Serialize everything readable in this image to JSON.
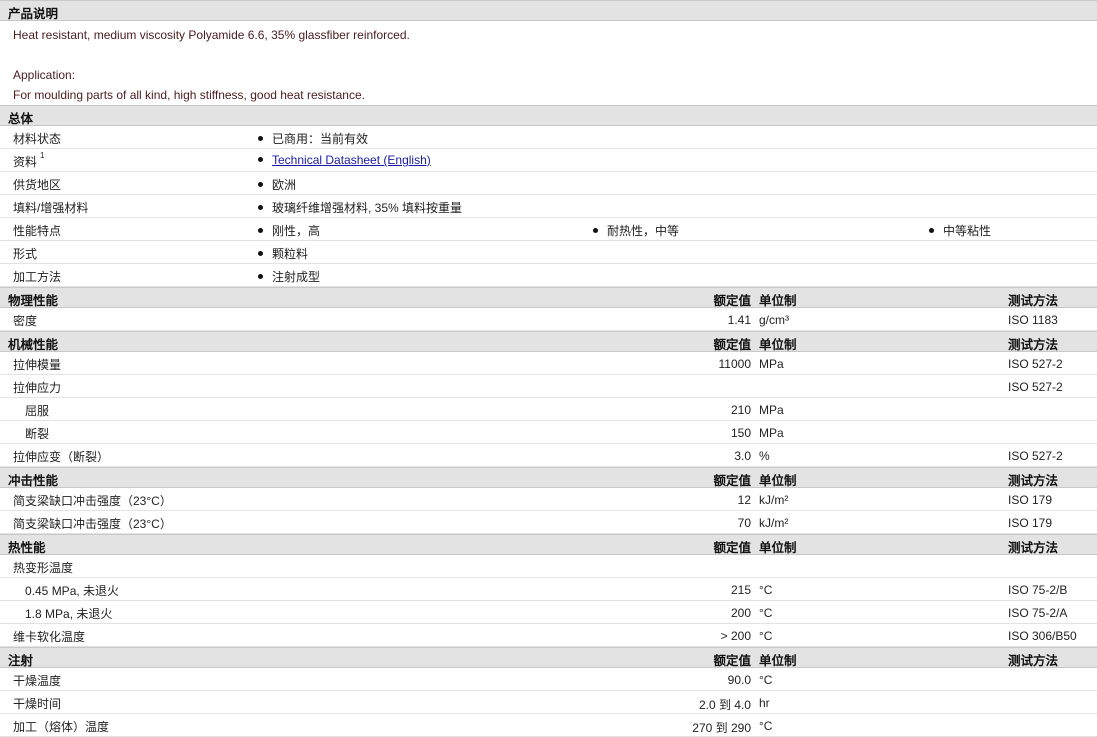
{
  "description": {
    "header": "产品说明",
    "line1": "Heat resistant, medium viscosity Polyamide 6.6, 35% glassfiber reinforced.",
    "line2": "Application:",
    "line3": "For moulding parts of all kind, high stiffness, good heat resistance."
  },
  "general": {
    "header": "总体",
    "rows": [
      {
        "label": "材料状态",
        "items": [
          "已商用：当前有效"
        ]
      },
      {
        "label": "资料",
        "sup": "1",
        "link": "Technical Datasheet (English)"
      },
      {
        "label": "供货地区",
        "items": [
          "欧洲"
        ]
      },
      {
        "label": "填料/增强材料",
        "items": [
          "玻璃纤维增强材料, 35% 填料按重量"
        ]
      },
      {
        "label": "性能特点",
        "items": [
          "刚性，高",
          "耐热性，中等",
          "中等粘性"
        ]
      },
      {
        "label": "形式",
        "items": [
          "颗粒料"
        ]
      },
      {
        "label": "加工方法",
        "items": [
          "注射成型"
        ]
      }
    ]
  },
  "columns": {
    "value": "额定值",
    "unit": "单位制",
    "method": "测试方法"
  },
  "physical": {
    "header": "物理性能",
    "rows": [
      {
        "label": "密度",
        "value": "1.41",
        "unit": "g/cm³",
        "method": "ISO 1183"
      }
    ]
  },
  "mechanical": {
    "header": "机械性能",
    "rows": [
      {
        "label": "拉伸模量",
        "value": "11000",
        "unit": "MPa",
        "method": "ISO 527-2"
      },
      {
        "label": "拉伸应力",
        "value": "",
        "unit": "",
        "method": "ISO 527-2"
      },
      {
        "label": "屈服",
        "value": "210",
        "unit": "MPa",
        "method": "",
        "indent": true
      },
      {
        "label": "断裂",
        "value": "150",
        "unit": "MPa",
        "method": "",
        "indent": true
      },
      {
        "label": "拉伸应变（断裂）",
        "value": "3.0",
        "unit": "%",
        "method": "ISO 527-2"
      }
    ]
  },
  "impact": {
    "header": "冲击性能",
    "rows": [
      {
        "label": "简支梁缺口冲击强度（23°C）",
        "value": "12",
        "unit": "kJ/m²",
        "method": "ISO 179"
      },
      {
        "label": "简支梁缺口冲击强度（23°C）",
        "value": "70",
        "unit": "kJ/m²",
        "method": "ISO 179"
      }
    ]
  },
  "thermal": {
    "header": "热性能",
    "rows": [
      {
        "label": "热变形温度",
        "value": "",
        "unit": "",
        "method": ""
      },
      {
        "label": "0.45 MPa, 未退火",
        "value": "215",
        "unit": "°C",
        "method": "ISO 75-2/B",
        "indent": true
      },
      {
        "label": "1.8 MPa, 未退火",
        "value": "200",
        "unit": "°C",
        "method": "ISO 75-2/A",
        "indent": true
      },
      {
        "label": "维卡软化温度",
        "value": "> 200",
        "unit": "°C",
        "method": "ISO 306/B50"
      }
    ]
  },
  "injection": {
    "header": "注射",
    "rows": [
      {
        "label": "干燥温度",
        "value": "90.0",
        "unit": "°C",
        "method": ""
      },
      {
        "label": "干燥时间",
        "value": "2.0 到  4.0",
        "unit": "hr",
        "method": ""
      },
      {
        "label": "加工（熔体）温度",
        "value": "270 到  290",
        "unit": "°C",
        "method": ""
      }
    ]
  }
}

========================================================================

Write out all the entries word for word, but skip any images.

## Response below
Serialize everything readable in this image to JSON.
{
  "description": {
    "header": "产品说明",
    "line1": "Heat resistant, medium viscosity Polyamide 6.6, 35% glassfiber reinforced.",
    "line2": "Application:",
    "line3": "For moulding parts of all kind, high stiffness, good heat resistance."
  },
  "general": {
    "header": "总体",
    "rows": [
      {
        "label": "材料状态",
        "items": [
          "已商用：当前有效"
        ]
      },
      {
        "label": "资料",
        "sup": "1",
        "link": "Technical Datasheet (English)"
      },
      {
        "label": "供货地区",
        "items": [
          "欧洲"
        ]
      },
      {
        "label": "填料/增强材料",
        "items": [
          "玻璃纤维增强材料, 35% 填料按重量"
        ]
      },
      {
        "label": "性能特点",
        "items": [
          "刚性，高",
          "耐热性，中等",
          "中等粘性"
        ]
      },
      {
        "label": "形式",
        "items": [
          "颗粒料"
        ]
      },
      {
        "label": "加工方法",
        "items": [
          "注射成型"
        ]
      }
    ]
  },
  "columns": {
    "value": "额定值",
    "unit": "单位制",
    "method": "测试方法"
  },
  "physical": {
    "header": "物理性能",
    "rows": [
      {
        "label": "密度",
        "value": "1.41",
        "unit": "g/cm³",
        "method": "ISO 1183"
      }
    ]
  },
  "mechanical": {
    "header": "机械性能",
    "rows": [
      {
        "label": "拉伸模量",
        "value": "11000",
        "unit": "MPa",
        "method": "ISO 527-2"
      },
      {
        "label": "拉伸应力",
        "value": "",
        "unit": "",
        "method": "ISO 527-2"
      },
      {
        "label": "屈服",
        "value": "210",
        "unit": "MPa",
        "method": "",
        "indent": true
      },
      {
        "label": "断裂",
        "value": "150",
        "unit": "MPa",
        "method": "",
        "indent": true
      },
      {
        "label": "拉伸应变（断裂）",
        "value": "3.0",
        "unit": "%",
        "method": "ISO 527-2"
      }
    ]
  },
  "impact": {
    "header": "冲击性能",
    "rows": [
      {
        "label": "简支梁缺口冲击强度（23°C）",
        "value": "12",
        "unit": "kJ/m²",
        "method": "ISO 179"
      },
      {
        "label": "简支梁缺口冲击强度（23°C）",
        "value": "70",
        "unit": "kJ/m²",
        "method": "ISO 179"
      }
    ]
  },
  "thermal": {
    "header": "热性能",
    "rows": [
      {
        "label": "热变形温度",
        "value": "",
        "unit": "",
        "method": ""
      },
      {
        "label": "0.45 MPa, 未退火",
        "value": "215",
        "unit": "°C",
        "method": "ISO 75-2/B",
        "indent": true
      },
      {
        "label": "1.8 MPa, 未退火",
        "value": "200",
        "unit": "°C",
        "method": "ISO 75-2/A",
        "indent": true
      },
      {
        "label": "维卡软化温度",
        "value": "> 200",
        "unit": "°C",
        "method": "ISO 306/B50"
      }
    ]
  },
  "injection": {
    "header": "注射",
    "rows": [
      {
        "label": "干燥温度",
        "value": "90.0",
        "unit": "°C",
        "method": ""
      },
      {
        "label": "干燥时间",
        "value": "2.0 到  4.0",
        "unit": "hr",
        "method": ""
      },
      {
        "label": "加工（熔体）温度",
        "value": "270 到  290",
        "unit": "°C",
        "method": ""
      }
    ]
  }
}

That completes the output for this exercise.